─── Extracted records

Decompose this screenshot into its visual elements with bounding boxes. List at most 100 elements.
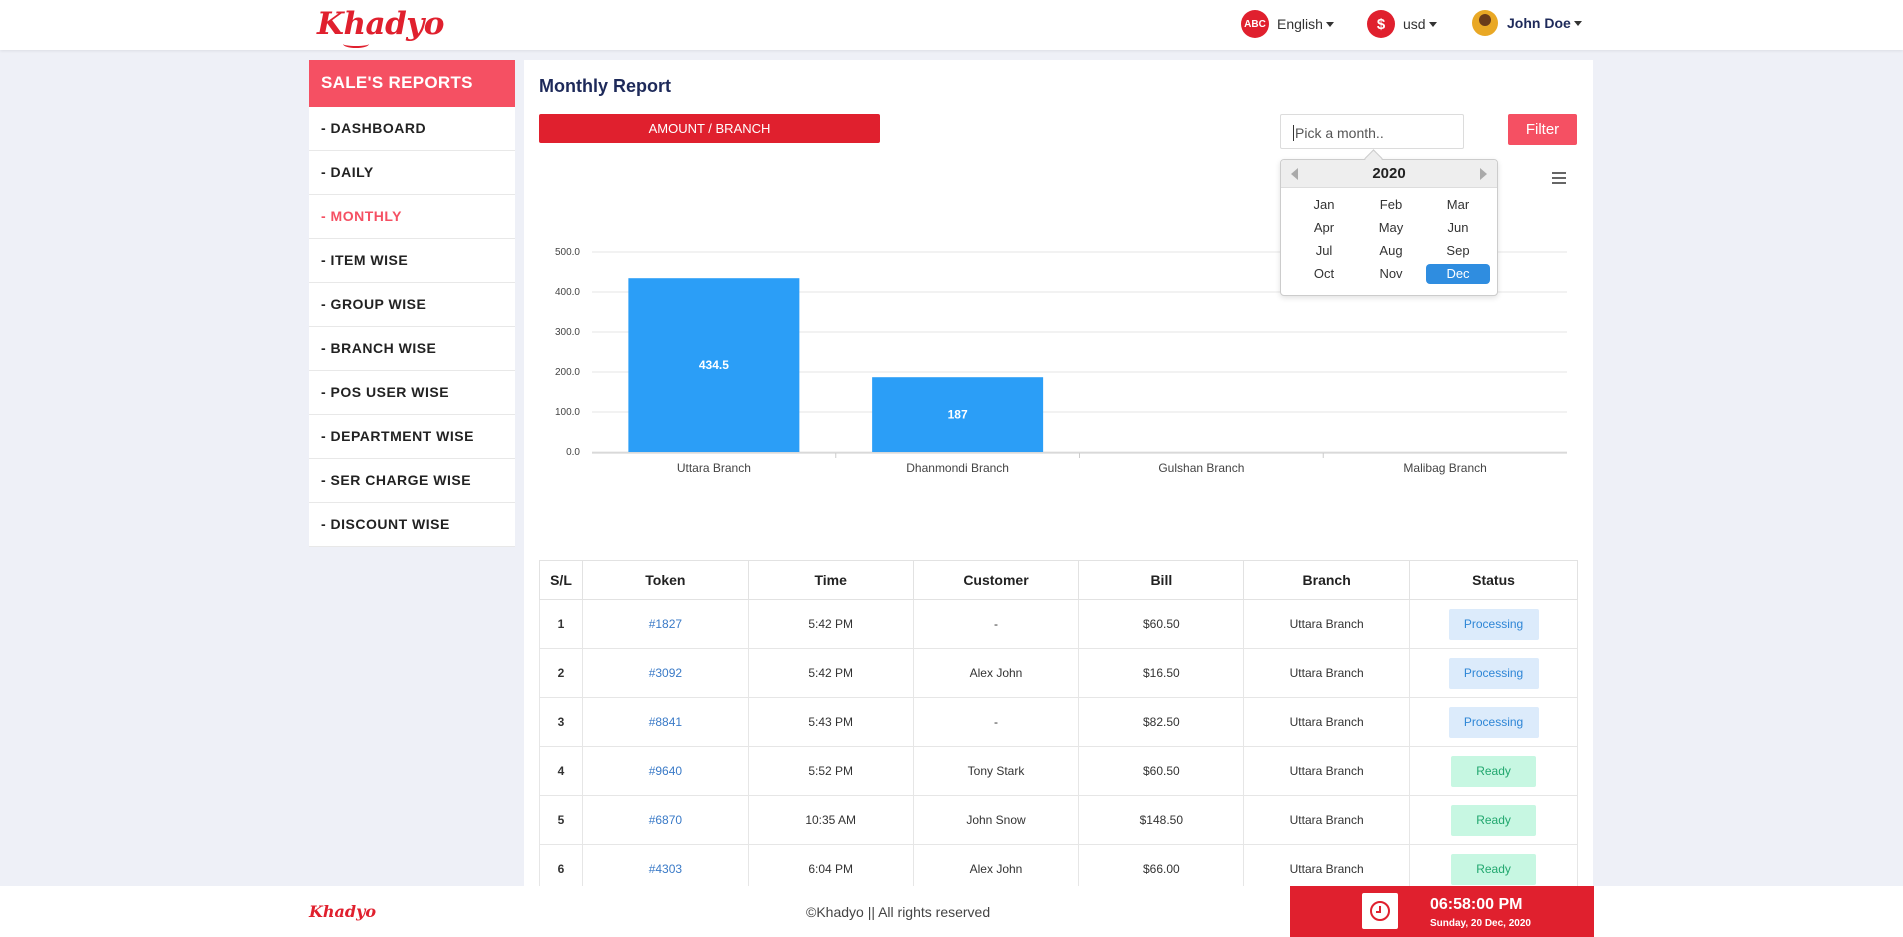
status-badge: Ready xyxy=(1451,804,1537,836)
brand-logo[interactable]: Khadyo xyxy=(317,6,444,42)
main-panel: Monthly Report AMOUNT / BRANCH Pick a mo… xyxy=(524,60,1593,894)
status-badge: Processing xyxy=(1448,706,1539,738)
y-tick-label: 400.0 xyxy=(555,287,580,298)
table-row: 3 #8841 5:43 PM - $82.50 Uttara Branch Process… xyxy=(539,697,1578,747)
orders-table: S/L Token Time Customer Bill Branch Stat… xyxy=(539,560,1578,894)
sidebar-item-pos-user-wise[interactable]: - POS USER WISE xyxy=(309,371,515,415)
sidebar-item-department-wise[interactable]: - DEPARTMENT WISE xyxy=(309,415,515,459)
month-picker-input[interactable]: Pick a month.. xyxy=(1280,114,1464,149)
sidebar-title: SALE'S REPORTS xyxy=(309,60,515,107)
bar[interactable] xyxy=(872,377,1044,452)
cell-branch: Uttara Branch xyxy=(1243,746,1411,796)
cell-branch: Uttara Branch xyxy=(1243,599,1411,649)
y-tick-label: 500.0 xyxy=(555,247,580,258)
sidebar-item-ser-charge-wise[interactable]: - SER CHARGE WISE xyxy=(309,459,515,503)
cell-status: Ready xyxy=(1409,844,1578,894)
amount-branch-button[interactable]: AMOUNT / BRANCH xyxy=(539,114,880,143)
cell-token[interactable]: #4303 xyxy=(581,844,749,894)
sidebar-item-branch-wise[interactable]: - BRANCH WISE xyxy=(309,327,515,371)
col-sl: S/L xyxy=(539,560,583,600)
status-badge: Ready xyxy=(1451,755,1537,787)
month-option[interactable]: Aug xyxy=(1379,243,1403,258)
page-title: Monthly Report xyxy=(539,76,671,96)
cell-token[interactable]: #8841 xyxy=(581,697,749,747)
cell-status: Ready xyxy=(1409,795,1578,845)
month-option[interactable]: Sep xyxy=(1446,243,1470,258)
user-name: John Doe xyxy=(1507,15,1571,31)
language-dropdown[interactable]: ABC English xyxy=(1241,10,1334,38)
x-tick-label: Gulshan Branch xyxy=(1158,461,1244,475)
month-option[interactable]: Oct xyxy=(1313,266,1335,281)
month-option[interactable]: Jul xyxy=(1315,243,1333,258)
cell-customer: - xyxy=(912,697,1080,747)
cell-token[interactable]: #3092 xyxy=(581,648,749,698)
bar-value-label: 187 xyxy=(948,408,968,422)
cell-bill: $66.00 xyxy=(1078,844,1245,894)
user-dropdown[interactable]: John Doe xyxy=(1472,10,1582,36)
logo-swoosh xyxy=(343,40,369,48)
cell-token[interactable]: #6870 xyxy=(581,795,749,845)
month-option[interactable]: Nov xyxy=(1379,266,1403,281)
cell-token[interactable]: #1827 xyxy=(581,599,749,649)
month-option[interactable]: Dec xyxy=(1426,264,1490,284)
cell-bill: $60.50 xyxy=(1078,746,1245,796)
current-date: Sunday, 20 Dec, 2020 xyxy=(1430,918,1531,929)
status-badge: Processing xyxy=(1448,608,1539,640)
col-time: Time xyxy=(747,560,914,600)
footer: Khadyo ©Khadyo || All rights reserved 06… xyxy=(0,886,1903,937)
y-tick-label: 100.0 xyxy=(555,407,580,418)
x-tick-label: Malibag Branch xyxy=(1403,461,1486,475)
picker-year[interactable]: 2020 xyxy=(1372,165,1406,182)
x-tick-label: Uttara Branch xyxy=(677,461,751,475)
cell-status: Ready xyxy=(1409,746,1578,796)
footer-logo[interactable]: Khadyo xyxy=(309,902,377,921)
month-option[interactable]: Apr xyxy=(1313,220,1335,235)
month-picker-popup: 2020 Jan Feb Mar Apr May Jun Jul Aug Sep Oct Nov De… xyxy=(1280,159,1498,296)
cell-customer: Tony Stark xyxy=(912,746,1080,796)
sidebar-item-monthly[interactable]: - MONTHLY xyxy=(309,195,515,239)
cell-branch: Uttara Branch xyxy=(1243,795,1411,845)
cell-customer: Alex John xyxy=(912,648,1080,698)
sidebar-item-daily[interactable]: - DAILY xyxy=(309,151,515,195)
cell-time: 5:42 PM xyxy=(747,599,914,649)
month-option[interactable]: May xyxy=(1378,220,1404,235)
cell-token[interactable]: #9640 xyxy=(581,746,749,796)
month-option[interactable]: Jun xyxy=(1447,220,1469,235)
table-row: 2 #3092 5:42 PM Alex John $16.50 Uttara Branc… xyxy=(539,648,1578,698)
month-option[interactable]: Feb xyxy=(1379,197,1403,212)
language-label: English xyxy=(1277,16,1323,32)
cell-sl: 4 xyxy=(539,746,583,796)
cell-time: 6:04 PM xyxy=(747,844,914,894)
sidebar-item-group-wise[interactable]: - GROUP WISE xyxy=(309,283,515,327)
sidebar-item-discount-wise[interactable]: - DISCOUNT WISE xyxy=(309,503,515,547)
table-row: 4 #9640 5:52 PM Tony Stark $60.50 Uttara Bran… xyxy=(539,746,1578,796)
top-navbar: Khadyo ABC English $ usd John Doe xyxy=(0,0,1903,50)
sidebar-item-item-wise[interactable]: - ITEM WISE xyxy=(309,239,515,283)
month-grid: Jan Feb Mar Apr May Jun Jul Aug Sep Oct Nov Dec xyxy=(1281,188,1497,291)
clock-panel: 06:58:00 PM Sunday, 20 Dec, 2020 xyxy=(1290,886,1594,937)
month-option[interactable]: Mar xyxy=(1446,197,1470,212)
previous-year-icon[interactable] xyxy=(1291,167,1298,180)
cell-sl: 2 xyxy=(539,648,583,698)
chart-menu-icon[interactable] xyxy=(1552,172,1566,187)
chevron-down-icon xyxy=(1573,20,1582,26)
dollar-icon: $ xyxy=(1367,10,1395,38)
chevron-down-icon xyxy=(1325,21,1334,27)
table-row: 5 #6870 10:35 AM John Snow $148.50 Uttara Bra… xyxy=(539,795,1578,845)
branch-bar-chart: 0.0 100.0 200.0 300.0 400.0 500.0 434.5 Uttara … xyxy=(555,247,1567,475)
y-tick-label: 200.0 xyxy=(555,367,580,378)
col-token: Token xyxy=(581,560,749,600)
table-row: 6 #4303 6:04 PM Alex John $66.00 Uttara Branc… xyxy=(539,844,1578,894)
cell-sl: 3 xyxy=(539,697,583,747)
cell-bill: $148.50 xyxy=(1078,795,1245,845)
currency-dropdown[interactable]: $ usd xyxy=(1367,10,1437,38)
filter-button[interactable]: Filter xyxy=(1508,114,1577,145)
cell-status: Processing xyxy=(1409,648,1578,698)
cell-sl: 6 xyxy=(539,844,583,894)
sidebar-item-dashboard[interactable]: - DASHBOARD xyxy=(309,107,515,151)
month-option[interactable]: Jan xyxy=(1313,197,1335,212)
current-time: 06:58:00 PM xyxy=(1430,896,1523,913)
bar[interactable] xyxy=(628,278,800,452)
cell-branch: Uttara Branch xyxy=(1243,844,1411,894)
next-year-icon[interactable] xyxy=(1480,167,1487,180)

──────

Repeat the listing above line for line, leaving out the pictures.

**Full response**
Decompose this screenshot into its visual elements with bounding boxes. List at most 100 elements.
status-badge: Ready xyxy=(1451,804,1537,836)
brand-logo[interactable]: Khadyo xyxy=(317,6,444,42)
main-panel: Monthly Report AMOUNT / BRANCH Pick a mo… xyxy=(524,60,1593,894)
status-badge: Processing xyxy=(1448,706,1539,738)
y-tick-label: 400.0 xyxy=(555,287,580,298)
table-row: 3 #8841 5:43 PM - $82.50 Uttara Branch Process… xyxy=(539,697,1578,747)
orders-table: S/L Token Time Customer Bill Branch Stat… xyxy=(539,560,1578,894)
sidebar-item-pos-user-wise[interactable]: - POS USER WISE xyxy=(309,371,515,415)
sidebar-item-department-wise[interactable]: - DEPARTMENT WISE xyxy=(309,415,515,459)
month-picker-input[interactable]: Pick a month.. xyxy=(1280,114,1464,149)
sidebar-title: SALE'S REPORTS xyxy=(309,60,515,107)
bar[interactable] xyxy=(872,377,1044,452)
cell-branch: Uttara Branch xyxy=(1243,746,1411,796)
cell-branch: Uttara Branch xyxy=(1243,599,1411,649)
y-tick-label: 500.0 xyxy=(555,247,580,258)
sidebar-item-ser-charge-wise[interactable]: - SER CHARGE WISE xyxy=(309,459,515,503)
cell-status: Ready xyxy=(1409,844,1578,894)
amount-branch-button[interactable]: AMOUNT / BRANCH xyxy=(539,114,880,143)
cell-token[interactable]: #4303 xyxy=(581,844,749,894)
sidebar-item-branch-wise[interactable]: - BRANCH WISE xyxy=(309,327,515,371)
col-sl: S/L xyxy=(539,560,583,600)
status-badge: Ready xyxy=(1451,755,1537,787)
month-option[interactable]: Aug xyxy=(1379,243,1403,258)
page-title: Monthly Report xyxy=(539,76,671,96)
cell-token[interactable]: #8841 xyxy=(581,697,749,747)
cell-status: Ready xyxy=(1409,795,1578,845)
month-option[interactable]: Sep xyxy=(1446,243,1470,258)
user-name: John Doe xyxy=(1507,15,1571,31)
language-dropdown[interactable]: ABC English xyxy=(1241,10,1334,38)
x-tick-label: Gulshan Branch xyxy=(1158,461,1244,475)
month-option[interactable]: Oct xyxy=(1313,266,1335,281)
month-option[interactable]: Jul xyxy=(1315,243,1333,258)
cell-customer: - xyxy=(912,697,1080,747)
cell-token[interactable]: #3092 xyxy=(581,648,749,698)
bar-value-label: 187 xyxy=(948,408,968,422)
cell-bill: $66.00 xyxy=(1078,844,1245,894)
user-dropdown[interactable]: John Doe xyxy=(1472,10,1582,36)
logo-swoosh xyxy=(343,40,369,48)
cell-token[interactable]: #6870 xyxy=(581,795,749,845)
month-option[interactable]: Nov xyxy=(1379,266,1403,281)
cell-token[interactable]: #1827 xyxy=(581,599,749,649)
month-option[interactable]: Dec xyxy=(1426,264,1490,284)
cell-bill: $60.50 xyxy=(1078,746,1245,796)
current-date: Sunday, 20 Dec, 2020 xyxy=(1430,918,1531,929)
status-badge: Processing xyxy=(1448,608,1539,640)
col-time: Time xyxy=(747,560,914,600)
footer: Khadyo ©Khadyo || All rights reserved 06… xyxy=(0,886,1903,937)
y-tick-label: 100.0 xyxy=(555,407,580,418)
x-tick-label: Malibag Branch xyxy=(1403,461,1486,475)
picker-year[interactable]: 2020 xyxy=(1372,165,1406,182)
x-tick-label: Uttara Branch xyxy=(677,461,751,475)
cell-status: Ready xyxy=(1409,746,1578,796)
footer-logo[interactable]: Khadyo xyxy=(309,902,377,921)
month-option[interactable]: Apr xyxy=(1313,220,1335,235)
month-picker-popup: 2020 Jan Feb Mar Apr May Jun Jul Aug Sep Oct Nov De… xyxy=(1280,159,1498,296)
cell-customer: Tony Stark xyxy=(912,746,1080,796)
sidebar-item-monthly[interactable]: - MONTHLY xyxy=(309,195,515,239)
cell-branch: Uttara Branch xyxy=(1243,795,1411,845)
cell-customer: Alex John xyxy=(912,648,1080,698)
sidebar-item-daily[interactable]: - DAILY xyxy=(309,151,515,195)
cell-time: 5:42 PM xyxy=(747,599,914,649)
month-option[interactable]: May xyxy=(1378,220,1404,235)
cell-token[interactable]: #9640 xyxy=(581,746,749,796)
month-option[interactable]: Jun xyxy=(1447,220,1469,235)
table-row: 2 #3092 5:42 PM Alex John $16.50 Uttara Branc… xyxy=(539,648,1578,698)
month-option[interactable]: Feb xyxy=(1379,197,1403,212)
language-label: English xyxy=(1277,16,1323,32)
cell-sl: 4 xyxy=(539,746,583,796)
cell-time: 6:04 PM xyxy=(747,844,914,894)
sidebar-item-group-wise[interactable]: - GROUP WISE xyxy=(309,283,515,327)
sidebar-item-discount-wise[interactable]: - DISCOUNT WISE xyxy=(309,503,515,547)
table-row: 4 #9640 5:52 PM Tony Stark $60.50 Uttara Bran… xyxy=(539,746,1578,796)
top-navbar: Khadyo ABC English $ usd John Doe xyxy=(0,0,1903,50)
sidebar-item-item-wise[interactable]: - ITEM WISE xyxy=(309,239,515,283)
month-grid: Jan Feb Mar Apr May Jun Jul Aug Sep Oct Nov Dec xyxy=(1281,188,1497,291)
clock-panel: 06:58:00 PM Sunday, 20 Dec, 2020 xyxy=(1290,886,1594,937)
month-option[interactable]: Mar xyxy=(1446,197,1470,212)
previous-year-icon[interactable] xyxy=(1291,167,1298,180)
cell-sl: 2 xyxy=(539,648,583,698)
chart-menu-icon[interactable] xyxy=(1552,172,1566,187)
chevron-down-icon xyxy=(1573,20,1582,26)
dollar-icon: $ xyxy=(1367,10,1395,38)
chevron-down-icon xyxy=(1325,21,1334,27)
table-row: 5 #6870 10:35 AM John Snow $148.50 Uttara Bra… xyxy=(539,795,1578,845)
branch-bar-chart: 0.0 100.0 200.0 300.0 400.0 500.0 434.5 Uttara … xyxy=(555,247,1567,475)
y-tick-label: 200.0 xyxy=(555,367,580,378)
col-token: Token xyxy=(581,560,749,600)
table-row: 6 #4303 6:04 PM Alex John $66.00 Uttara Branc… xyxy=(539,844,1578,894)
cell-sl: 3 xyxy=(539,697,583,747)
cell-bill: $148.50 xyxy=(1078,795,1245,845)
currency-dropdown[interactable]: $ usd xyxy=(1367,10,1437,38)
filter-button[interactable]: Filter xyxy=(1508,114,1577,145)
cell-status: Processing xyxy=(1409,648,1578,698)
cell-sl: 6 xyxy=(539,844,583,894)
sidebar-item-dashboard[interactable]: - DASHBOARD xyxy=(309,107,515,151)
month-option[interactable]: Jan xyxy=(1313,197,1335,212)
current-time: 06:58:00 PM xyxy=(1430,896,1523,913)
bar[interactable] xyxy=(628,278,800,452)
cell-branch: Uttara Branch xyxy=(1243,844,1411,894)
next-year-icon[interactable] xyxy=(1480,167,1487,180)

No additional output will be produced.